*Material to process*.

##############################

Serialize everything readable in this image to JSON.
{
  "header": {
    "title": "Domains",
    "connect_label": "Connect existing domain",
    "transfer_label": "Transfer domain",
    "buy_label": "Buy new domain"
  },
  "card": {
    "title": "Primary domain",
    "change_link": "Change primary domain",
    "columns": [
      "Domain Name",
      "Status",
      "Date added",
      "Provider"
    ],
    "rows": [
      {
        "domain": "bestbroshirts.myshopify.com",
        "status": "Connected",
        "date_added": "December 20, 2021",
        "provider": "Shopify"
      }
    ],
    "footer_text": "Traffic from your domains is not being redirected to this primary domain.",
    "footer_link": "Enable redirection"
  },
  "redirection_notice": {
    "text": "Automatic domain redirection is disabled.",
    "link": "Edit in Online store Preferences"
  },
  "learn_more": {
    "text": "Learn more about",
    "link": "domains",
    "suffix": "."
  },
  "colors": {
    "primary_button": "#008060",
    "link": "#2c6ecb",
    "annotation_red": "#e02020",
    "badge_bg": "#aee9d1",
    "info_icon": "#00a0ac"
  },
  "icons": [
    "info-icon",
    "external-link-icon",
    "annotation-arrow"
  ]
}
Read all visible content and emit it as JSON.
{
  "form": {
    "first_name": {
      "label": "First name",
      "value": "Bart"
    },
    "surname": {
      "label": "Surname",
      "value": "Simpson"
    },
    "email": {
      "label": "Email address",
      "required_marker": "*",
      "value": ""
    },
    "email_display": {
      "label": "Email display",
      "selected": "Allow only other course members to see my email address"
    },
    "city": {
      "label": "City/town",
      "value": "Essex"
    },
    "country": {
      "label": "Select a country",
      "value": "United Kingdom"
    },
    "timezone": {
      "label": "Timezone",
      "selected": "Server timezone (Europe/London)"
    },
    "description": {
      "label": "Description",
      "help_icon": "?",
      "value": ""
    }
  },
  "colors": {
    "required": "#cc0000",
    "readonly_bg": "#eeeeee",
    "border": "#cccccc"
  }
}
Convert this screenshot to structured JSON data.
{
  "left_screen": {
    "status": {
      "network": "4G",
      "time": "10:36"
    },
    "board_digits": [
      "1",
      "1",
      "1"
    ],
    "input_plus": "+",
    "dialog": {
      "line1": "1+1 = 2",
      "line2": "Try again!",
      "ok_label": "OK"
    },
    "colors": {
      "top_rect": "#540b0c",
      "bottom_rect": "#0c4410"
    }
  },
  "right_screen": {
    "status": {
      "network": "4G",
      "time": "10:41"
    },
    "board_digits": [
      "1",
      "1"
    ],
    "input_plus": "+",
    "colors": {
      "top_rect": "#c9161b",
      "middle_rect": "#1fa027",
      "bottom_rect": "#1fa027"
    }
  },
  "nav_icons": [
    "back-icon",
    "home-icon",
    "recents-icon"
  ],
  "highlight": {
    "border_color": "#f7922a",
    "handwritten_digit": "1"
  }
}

##############################

*Task objective*. Give back the data above exactly as it appears.

*Exercise solution*.
Serialize everything readable in this image to JSON.
{
  "header": {
    "title": "Domains",
    "connect_label": "Connect existing domain",
    "transfer_label": "Transfer domain",
    "buy_label": "Buy new domain"
  },
  "card": {
    "title": "Primary domain",
    "change_link": "Change primary domain",
    "columns": [
      "Domain Name",
      "Status",
      "Date added",
      "Provider"
    ],
    "rows": [
      {
        "domain": "bestbroshirts.myshopify.com",
        "status": "Connected",
        "date_added": "December 20, 2021",
        "provider": "Shopify"
      }
    ],
    "footer_text": "Traffic from your domains is not being redirected to this primary domain.",
    "footer_link": "Enable redirection"
  },
  "redirection_notice": {
    "text": "Automatic domain redirection is disabled.",
    "link": "Edit in Online store Preferences"
  },
  "learn_more": {
    "text": "Learn more about",
    "link": "domains",
    "suffix": "."
  },
  "colors": {
    "primary_button": "#008060",
    "link": "#2c6ecb",
    "annotation_red": "#e02020",
    "badge_bg": "#aee9d1",
    "info_icon": "#00a0ac"
  },
  "icons": [
    "info-icon",
    "external-link-icon",
    "annotation-arrow"
  ]
}
Read all visible content and emit it as JSON.
{
  "form": {
    "first_name": {
      "label": "First name",
      "value": "Bart"
    },
    "surname": {
      "label": "Surname",
      "value": "Simpson"
    },
    "email": {
      "label": "Email address",
      "required_marker": "*",
      "value": ""
    },
    "email_display": {
      "label": "Email display",
      "selected": "Allow only other course members to see my email address"
    },
    "city": {
      "label": "City/town",
      "value": "Essex"
    },
    "country": {
      "label": "Select a country",
      "value": "United Kingdom"
    },
    "timezone": {
      "label": "Timezone",
      "selected": "Server timezone (Europe/London)"
    },
    "description": {
      "label": "Description",
      "help_icon": "?",
      "value": ""
    }
  },
  "colors": {
    "required": "#cc0000",
    "readonly_bg": "#eeeeee",
    "border": "#cccccc"
  }
}
Convert this screenshot to structured JSON data.
{
  "left_screen": {
    "status": {
      "network": "4G",
      "time": "10:36"
    },
    "board_digits": [
      "1",
      "1",
      "1"
    ],
    "input_plus": "+",
    "dialog": {
      "line1": "1+1 = 2",
      "line2": "Try again!",
      "ok_label": "OK"
    },
    "colors": {
      "top_rect": "#540b0c",
      "bottom_rect": "#0c4410"
    }
  },
  "right_screen": {
    "status": {
      "network": "4G",
      "time": "10:41"
    },
    "board_digits": [
      "1",
      "1"
    ],
    "input_plus": "+",
    "colors": {
      "top_rect": "#c9161b",
      "middle_rect": "#1fa027",
      "bottom_rect": "#1fa027"
    }
  },
  "nav_icons": [
    "back-icon",
    "home-icon",
    "recents-icon"
  ],
  "highlight": {
    "border_color": "#f7922a",
    "handwritten_digit": "1"
  }
}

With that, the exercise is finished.